OBJECTIVE: Retype the whole listing verbatim and keep the pictures out of it.

RECORD SET:

-*-

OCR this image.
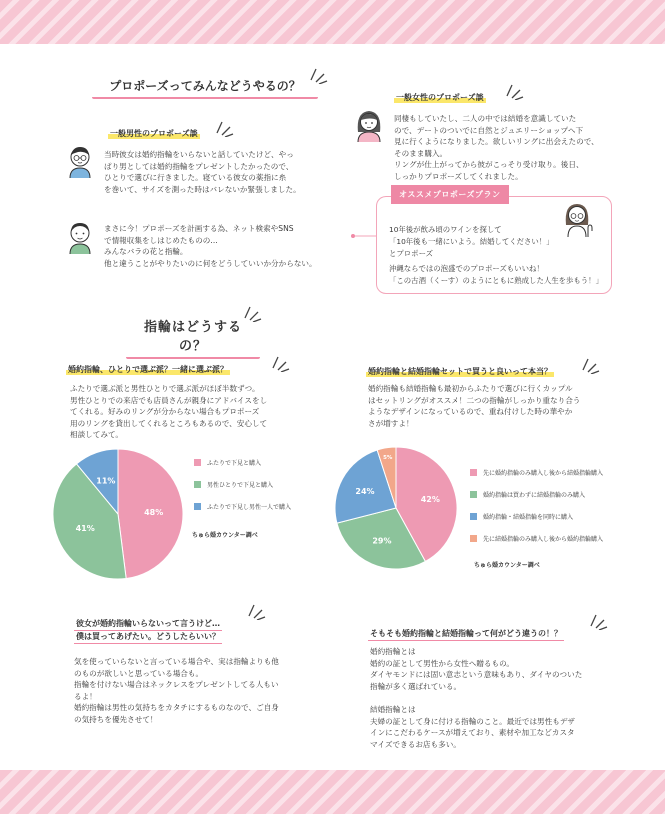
プロポーズってみんなどうやるの？
一般男性のプロポーズ談
当時彼女は婚約指輪をいらないと話していたけど、やっ
ぱり男としては婚約指輪をプレゼントしたかったので、
ひとりで選びに行きました。寝ている彼女の薬指に糸
を巻いて、サイズを測った時はバレないか緊張しました。
まさに今！プロポーズを計画する為、ネット検索やSNS
で情報収集をしはじめたものの…
みんなバラの花と指輪。
他と違うことがやりたいのに何をどうしていいか分からない。
一般女性のプロポーズ談
同棲もしていたし、二人の中では結婚を意識していた
ので、デートのついでに自然とジュエリーショップへ下
見に行くようになりました。欲しいリングに出会えたので、
そのまま購入。
リングが仕上がってから彼がこっそり受け取り。後日、
しっかりプロポーズしてくれました。
オススメプロポーズプラン
10年後が飲み頃のワインを探して
「10年後も一緒にいよう。結婚してください！」
とプロポーズ
沖縄ならではの泡盛でのプロポーズもいいね！
「この古酒（くーす）のようにともに熟成した人生を歩もう！」
指輪はどうするの？
婚約指輪、ひとりで選ぶ派？一緒に選ぶ派？
ふたりで選ぶ派と男性ひとりで選ぶ派がほぼ半数ずつ。
男性ひとりでの来店でも店員さんが親身にアドバイスをし
てくれる。好みのリングが分からない場合もプロポーズ
用のリングを貸出してくれるところもあるので、安心して
相談してみて。
48%
41%
11%
ふたりで下見と購入
男性ひとりで下見と購入
ふたりで下見し男性一人で購入
ちゅら婚カウンター調べ
婚約指輪と結婚指輪セットで買うと良いって本当？
婚約指輪も結婚指輪も最初からふたりで選びに行くカップル
はセットリングがオススメ！二つの指輪がしっかり重なり合う
ようなデザインになっているので、重ね付けした時の華やか
さが増すよ！
42%
29%
24%
5%
先に婚約指輪のみ購入し後から結婚指輪購入
婚約指輪は買わずに結婚指輪のみ購入
婚約指輪・結婚指輪を同時に購入
先に結婚指輪のみ購入し後から婚約指輪購入
ちゅら婚カウンター調べ
彼女が婚約指輪いらないって言うけど…
僕は買ってあげたい。どうしたらいい？
気を使っていらないと言っている場合や、実は指輪よりも他
のものが欲しいと思っている場合も。
指輪を付けない場合はネックレスをプレゼントしてる人もい
るよ！
婚約指輪は男性の気持ちをカタチにするものなので、ご自身
の気持ちを優先させて！
そもそも婚約指輪と結婚指輪って何がどう違うの！？
婚約指輪とは
婚約の証として男性から女性へ贈るもの。
ダイヤモンドには固い意志という意味もあり、ダイヤのついた
指輪が多く選ばれている。
結婚指輪とは
夫婦の証として身に付ける指輪のこと。最近では男性もデザ
インにこだわるケースが増えており、素材や加工などカスタ
マイズできるお店も多い。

-*-

OUTPUT FOR THIS EXERCISE:
OCR this image.
プロポーズってみんなどうやるの？
一般男性のプロポーズ談
当時彼女は婚約指輪をいらないと話していたけど、やっ
ぱり男としては婚約指輪をプレゼントしたかったので、
ひとりで選びに行きました。寝ている彼女の薬指に糸
を巻いて、サイズを測った時はバレないか緊張しました。
まさに今！プロポーズを計画する為、ネット検索やSNS
で情報収集をしはじめたものの…
みんなバラの花と指輪。
他と違うことがやりたいのに何をどうしていいか分からない。
一般女性のプロポーズ談
同棲もしていたし、二人の中では結婚を意識していた
ので、デートのついでに自然とジュエリーショップへ下
見に行くようになりました。欲しいリングに出会えたので、
そのまま購入。
リングが仕上がってから彼がこっそり受け取り。後日、
しっかりプロポーズしてくれました。
オススメプロポーズプラン
10年後が飲み頃のワインを探して
「10年後も一緒にいよう。結婚してください！」
とプロポーズ
沖縄ならではの泡盛でのプロポーズもいいね！
「この古酒（くーす）のようにともに熟成した人生を歩もう！」
指輪はどうするの？
婚約指輪、ひとりで選ぶ派？一緒に選ぶ派？
ふたりで選ぶ派と男性ひとりで選ぶ派がほぼ半数ずつ。
男性ひとりでの来店でも店員さんが親身にアドバイスをし
てくれる。好みのリングが分からない場合もプロポーズ
用のリングを貸出してくれるところもあるので、安心して
相談してみて。
48%
41%
11%
ふたりで下見と購入
男性ひとりで下見と購入
ふたりで下見し男性一人で購入
ちゅら婚カウンター調べ
婚約指輪と結婚指輪セットで買うと良いって本当？
婚約指輪も結婚指輪も最初からふたりで選びに行くカップル
はセットリングがオススメ！二つの指輪がしっかり重なり合う
ようなデザインになっているので、重ね付けした時の華やか
さが増すよ！
42%
29%
24%
5%
先に婚約指輪のみ購入し後から結婚指輪購入
婚約指輪は買わずに結婚指輪のみ購入
婚約指輪・結婚指輪を同時に購入
先に結婚指輪のみ購入し後から婚約指輪購入
ちゅら婚カウンター調べ
彼女が婚約指輪いらないって言うけど…
僕は買ってあげたい。どうしたらいい？
気を使っていらないと言っている場合や、実は指輪よりも他
のものが欲しいと思っている場合も。
指輪を付けない場合はネックレスをプレゼントしてる人もい
るよ！
婚約指輪は男性の気持ちをカタチにするものなので、ご自身
の気持ちを優先させて！
そもそも婚約指輪と結婚指輪って何がどう違うの！？
婚約指輪とは
婚約の証として男性から女性へ贈るもの。
ダイヤモンドには固い意志という意味もあり、ダイヤのついた
指輪が多く選ばれている。
結婚指輪とは
夫婦の証として身に付ける指輪のこと。最近では男性もデザ
インにこだわるケースが増えており、素材や加工などカスタ
マイズできるお店も多い。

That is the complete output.